Please copy all the lines that follow, word for word.
○ ○ ○
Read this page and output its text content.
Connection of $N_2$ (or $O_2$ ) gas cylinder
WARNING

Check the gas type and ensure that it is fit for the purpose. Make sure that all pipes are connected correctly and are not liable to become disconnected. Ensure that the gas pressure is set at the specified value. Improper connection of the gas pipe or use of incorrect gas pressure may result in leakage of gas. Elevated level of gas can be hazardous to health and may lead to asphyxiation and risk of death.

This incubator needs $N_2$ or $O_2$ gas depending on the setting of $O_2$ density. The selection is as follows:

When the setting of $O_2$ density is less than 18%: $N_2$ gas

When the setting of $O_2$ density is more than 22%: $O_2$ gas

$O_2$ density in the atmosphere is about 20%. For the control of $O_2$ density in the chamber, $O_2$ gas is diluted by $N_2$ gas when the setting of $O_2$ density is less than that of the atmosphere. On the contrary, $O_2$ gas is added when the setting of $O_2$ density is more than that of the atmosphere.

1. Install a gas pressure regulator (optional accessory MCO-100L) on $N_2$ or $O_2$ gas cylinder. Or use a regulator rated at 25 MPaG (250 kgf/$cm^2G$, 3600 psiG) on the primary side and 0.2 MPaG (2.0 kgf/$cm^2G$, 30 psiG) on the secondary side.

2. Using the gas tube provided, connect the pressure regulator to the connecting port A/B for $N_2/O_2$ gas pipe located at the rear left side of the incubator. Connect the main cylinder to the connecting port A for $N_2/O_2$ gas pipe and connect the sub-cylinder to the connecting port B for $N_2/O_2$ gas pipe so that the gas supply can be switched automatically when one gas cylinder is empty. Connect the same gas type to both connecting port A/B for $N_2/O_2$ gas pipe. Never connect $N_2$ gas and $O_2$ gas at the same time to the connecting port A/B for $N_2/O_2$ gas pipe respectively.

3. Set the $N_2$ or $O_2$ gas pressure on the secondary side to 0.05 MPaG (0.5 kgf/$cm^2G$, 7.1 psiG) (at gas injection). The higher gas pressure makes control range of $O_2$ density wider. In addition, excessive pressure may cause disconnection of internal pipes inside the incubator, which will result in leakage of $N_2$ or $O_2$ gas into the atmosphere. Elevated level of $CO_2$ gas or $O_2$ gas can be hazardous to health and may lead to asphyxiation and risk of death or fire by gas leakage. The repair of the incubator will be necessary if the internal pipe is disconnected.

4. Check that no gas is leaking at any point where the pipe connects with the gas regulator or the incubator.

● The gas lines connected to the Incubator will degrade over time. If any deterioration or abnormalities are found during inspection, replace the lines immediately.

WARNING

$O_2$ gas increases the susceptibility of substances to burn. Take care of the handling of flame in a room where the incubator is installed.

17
○ ○ ○
— EXERCISE OUTPUT —
Read this page and output its text content.
Connection of $N_2$ (or $O_2$ ) gas cylinder
WARNING

Check the gas type and ensure that it is fit for the purpose. Make sure that all pipes are connected correctly and are not liable to become disconnected. Ensure that the gas pressure is set at the specified value. Improper connection of the gas pipe or use of incorrect gas pressure may result in leakage of gas. Elevated level of gas can be hazardous to health and may lead to asphyxiation and risk of death.

This incubator needs $N_2$ or $O_2$ gas depending on the setting of $O_2$ density. The selection is as follows:

When the setting of $O_2$ density is less than 18%: $N_2$ gas

When the setting of $O_2$ density is more than 22%: $O_2$ gas

$O_2$ density in the atmosphere is about 20%. For the control of $O_2$ density in the chamber, $O_2$ gas is diluted by $N_2$ gas when the setting of $O_2$ density is less than that of the atmosphere. On the contrary, $O_2$ gas is added when the setting of $O_2$ density is more than that of the atmosphere.

1. Install a gas pressure regulator (optional accessory MCO-100L) on $N_2$ or $O_2$ gas cylinder. Or use a regulator rated at 25 MPaG (250 kgf/$cm^2G$, 3600 psiG) on the primary side and 0.2 MPaG (2.0 kgf/$cm^2G$, 30 psiG) on the secondary side.

2. Using the gas tube provided, connect the pressure regulator to the connecting port A/B for $N_2/O_2$ gas pipe located at the rear left side of the incubator. Connect the main cylinder to the connecting port A for $N_2/O_2$ gas pipe and connect the sub-cylinder to the connecting port B for $N_2/O_2$ gas pipe so that the gas supply can be switched automatically when one gas cylinder is empty. Connect the same gas type to both connecting port A/B for $N_2/O_2$ gas pipe. Never connect $N_2$ gas and $O_2$ gas at the same time to the connecting port A/B for $N_2/O_2$ gas pipe respectively.

3. Set the $N_2$ or $O_2$ gas pressure on the secondary side to 0.05 MPaG (0.5 kgf/$cm^2G$, 7.1 psiG) (at gas injection). The higher gas pressure makes control range of $O_2$ density wider. In addition, excessive pressure may cause disconnection of internal pipes inside the incubator, which will result in leakage of $N_2$ or $O_2$ gas into the atmosphere. Elevated level of $CO_2$ gas or $O_2$ gas can be hazardous to health and may lead to asphyxiation and risk of death or fire by gas leakage. The repair of the incubator will be necessary if the internal pipe is disconnected.

4. Check that no gas is leaking at any point where the pipe connects with the gas regulator or the incubator.

● The gas lines connected to the Incubator will degrade over time. If any deterioration or abnormalities are found during inspection, replace the lines immediately.

WARNING

$O_2$ gas increases the susceptibility of substances to burn. Take care of the handling of flame in a room where the incubator is installed.

17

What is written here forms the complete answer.